■ **SET TASK 1**: Transcribe the passage of the text on children and police in the Philippines from "Duterte has repeatedly" to "the drug trade.".
BEGIN TEXT SECTION
The last time with my cousin, when we was stealing, the police… chased and my cousin was caught. He was dead. And then I realised and I think it’s time to change my life.

The proposed law is part of President Rodrigo Duterte’s anti-drug campaign, which, according to the Philippine drug enforcement agency has claimed more than 5,000 lives.

Duterte has repeatedly critisised the current law, claiming drug dealers are using children as drug mules and getting away “scot-free”.

When he assumed office in 2016, Duterte ordered the police to kill anyone they believed to be connected to the drug trade.

Part of Scerri’s job has been educating police on the rights of children.

“We’re seeing very high rates of killings but also police torture and violence against kids on the street,” she said.

“Our work with the police is often very difficult… what happens a lot in the street in Manila is the government just goes out and [does]… what they call rescuing children, but it’s just rounding them up.

“They lock them up in what they call shelters but they’re really detention centres. They’re pretty horrendous.

“[We’ve] documented the practice of rescue and highlighted that it’s actually more like arrest than rescue and it needs to improved.

“And that actually led to the laws being changed. But in this circumstance, even though the laws have been changed, [the police] were still doing the same thing.”

Scerri, Ruiz and Lacambra are hopeful their work in Australia might inspire people to take action and speak out against injustices.

“[Having] spent a lot of time in the Philippines with kids in very difficult circumstances you can choose to see those circumstances as isolated, localised problems or you can choose to see them as the affects of bigger global structures and structural injustices,” she said.

“And I really do believe we have a responsibility here in Australia to know more about how our actions or inactions affect other people in the world.

“Especially at the moment in the Philippines it’s very, very difficult for kids to speak up, particularly those who are marginalised.

“I think it’s really important that every little action that we take has a ripple on affect. And it might not feel direct but all of those actions combine.

“There’s nothing that says someone from Australia is different from someone from the Philippines.

“I think as human beings we live in this very tiny microcosm and we sometimes forget that there’s a whole world out there.

“This is bigger than us and… there needs to be a global effort if we want to see global change.”
END TEXT SECTION
BEGIN RECORD LIST
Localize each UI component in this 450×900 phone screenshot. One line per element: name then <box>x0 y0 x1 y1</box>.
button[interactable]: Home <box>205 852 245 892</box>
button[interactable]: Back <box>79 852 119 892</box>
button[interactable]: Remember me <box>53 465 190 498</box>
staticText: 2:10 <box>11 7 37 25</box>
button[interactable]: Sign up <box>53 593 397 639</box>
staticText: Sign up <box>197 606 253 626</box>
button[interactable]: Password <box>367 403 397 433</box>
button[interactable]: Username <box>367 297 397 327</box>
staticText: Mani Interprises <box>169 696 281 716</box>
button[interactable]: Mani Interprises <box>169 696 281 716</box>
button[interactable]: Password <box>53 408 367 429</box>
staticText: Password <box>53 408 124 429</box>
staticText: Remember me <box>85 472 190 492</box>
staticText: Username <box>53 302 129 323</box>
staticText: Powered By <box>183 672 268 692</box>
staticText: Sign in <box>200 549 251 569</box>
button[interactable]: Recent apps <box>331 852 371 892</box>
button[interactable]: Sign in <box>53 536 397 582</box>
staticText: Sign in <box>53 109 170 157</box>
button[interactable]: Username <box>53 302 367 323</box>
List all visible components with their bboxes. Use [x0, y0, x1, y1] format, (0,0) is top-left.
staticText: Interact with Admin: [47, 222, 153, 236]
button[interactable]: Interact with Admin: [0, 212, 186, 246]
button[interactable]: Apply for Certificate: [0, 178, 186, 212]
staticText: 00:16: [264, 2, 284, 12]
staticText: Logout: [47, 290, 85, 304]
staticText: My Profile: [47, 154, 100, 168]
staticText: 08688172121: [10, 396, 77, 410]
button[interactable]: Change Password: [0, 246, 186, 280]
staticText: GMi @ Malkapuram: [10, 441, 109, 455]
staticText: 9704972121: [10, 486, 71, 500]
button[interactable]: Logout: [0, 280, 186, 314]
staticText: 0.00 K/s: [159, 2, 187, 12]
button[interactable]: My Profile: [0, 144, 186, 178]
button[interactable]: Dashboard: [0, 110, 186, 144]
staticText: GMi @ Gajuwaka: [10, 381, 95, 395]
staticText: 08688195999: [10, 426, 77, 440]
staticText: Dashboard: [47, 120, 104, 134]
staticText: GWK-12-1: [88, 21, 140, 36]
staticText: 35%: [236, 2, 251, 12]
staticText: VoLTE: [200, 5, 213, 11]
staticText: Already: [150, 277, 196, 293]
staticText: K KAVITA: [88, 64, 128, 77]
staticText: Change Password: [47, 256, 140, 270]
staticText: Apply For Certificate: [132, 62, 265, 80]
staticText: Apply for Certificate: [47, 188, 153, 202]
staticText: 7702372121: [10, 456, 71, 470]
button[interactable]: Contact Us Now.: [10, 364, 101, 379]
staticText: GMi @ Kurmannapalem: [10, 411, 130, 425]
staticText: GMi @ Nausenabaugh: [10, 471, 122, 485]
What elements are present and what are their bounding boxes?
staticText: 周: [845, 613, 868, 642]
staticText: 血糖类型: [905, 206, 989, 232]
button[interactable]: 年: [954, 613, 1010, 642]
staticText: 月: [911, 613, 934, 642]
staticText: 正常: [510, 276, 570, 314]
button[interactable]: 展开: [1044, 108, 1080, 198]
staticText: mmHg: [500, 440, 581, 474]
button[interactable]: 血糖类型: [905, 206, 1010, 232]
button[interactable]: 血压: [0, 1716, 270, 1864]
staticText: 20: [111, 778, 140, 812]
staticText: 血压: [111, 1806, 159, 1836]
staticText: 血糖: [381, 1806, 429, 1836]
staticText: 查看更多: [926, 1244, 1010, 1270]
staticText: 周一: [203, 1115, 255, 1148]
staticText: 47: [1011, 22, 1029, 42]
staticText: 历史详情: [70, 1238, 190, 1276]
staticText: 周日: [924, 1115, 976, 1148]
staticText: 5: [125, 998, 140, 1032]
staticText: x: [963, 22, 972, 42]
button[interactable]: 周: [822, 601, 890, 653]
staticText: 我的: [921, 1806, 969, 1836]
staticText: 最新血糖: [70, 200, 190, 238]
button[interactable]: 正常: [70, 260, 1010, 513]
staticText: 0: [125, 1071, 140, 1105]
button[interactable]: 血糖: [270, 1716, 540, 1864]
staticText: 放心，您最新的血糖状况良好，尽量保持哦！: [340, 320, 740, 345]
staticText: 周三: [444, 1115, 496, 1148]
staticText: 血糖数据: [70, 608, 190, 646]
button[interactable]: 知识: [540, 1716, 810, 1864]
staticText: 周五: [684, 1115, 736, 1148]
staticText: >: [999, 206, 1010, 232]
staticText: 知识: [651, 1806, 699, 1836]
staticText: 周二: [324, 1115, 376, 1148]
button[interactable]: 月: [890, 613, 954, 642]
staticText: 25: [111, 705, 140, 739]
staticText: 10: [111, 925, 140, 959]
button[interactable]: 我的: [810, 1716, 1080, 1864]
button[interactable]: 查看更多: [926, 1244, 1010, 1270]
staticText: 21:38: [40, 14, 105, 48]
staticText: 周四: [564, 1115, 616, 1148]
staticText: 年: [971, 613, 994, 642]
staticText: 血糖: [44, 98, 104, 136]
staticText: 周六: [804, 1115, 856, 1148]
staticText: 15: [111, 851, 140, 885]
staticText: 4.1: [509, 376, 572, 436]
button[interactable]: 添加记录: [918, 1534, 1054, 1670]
END RECORD LIST
■ **SET TASK 2**: Restate word for word the rows from the first one through the line containing "button[interactable]: Mani Interprises", both included.

■ **FINAL ANSWER 1**:
Duterte has repeatedly critisised the current law, claiming drug dealers are using children as drug mules and getting away “scot-free”.

When he assumed office in 2016, Duterte ordered the police to kill anyone they believed to be connected to the drug trade.

■ **FINAL ANSWER 2**:
Localize each UI component in this 450×900 phone screenshot. One line per element: name then <box>x0 y0 x1 y1</box>.
button[interactable]: Home <box>205 852 245 892</box>
button[interactable]: Back <box>79 852 119 892</box>
button[interactable]: Remember me <box>53 465 190 498</box>
staticText: 2:10 <box>11 7 37 25</box>
button[interactable]: Sign up <box>53 593 397 639</box>
staticText: Sign up <box>197 606 253 626</box>
button[interactable]: Password <box>367 403 397 433</box>
button[interactable]: Username <box>367 297 397 327</box>
staticText: Mani Interprises <box>169 696 281 716</box>
button[interactable]: Mani Interprises <box>169 696 281 716</box>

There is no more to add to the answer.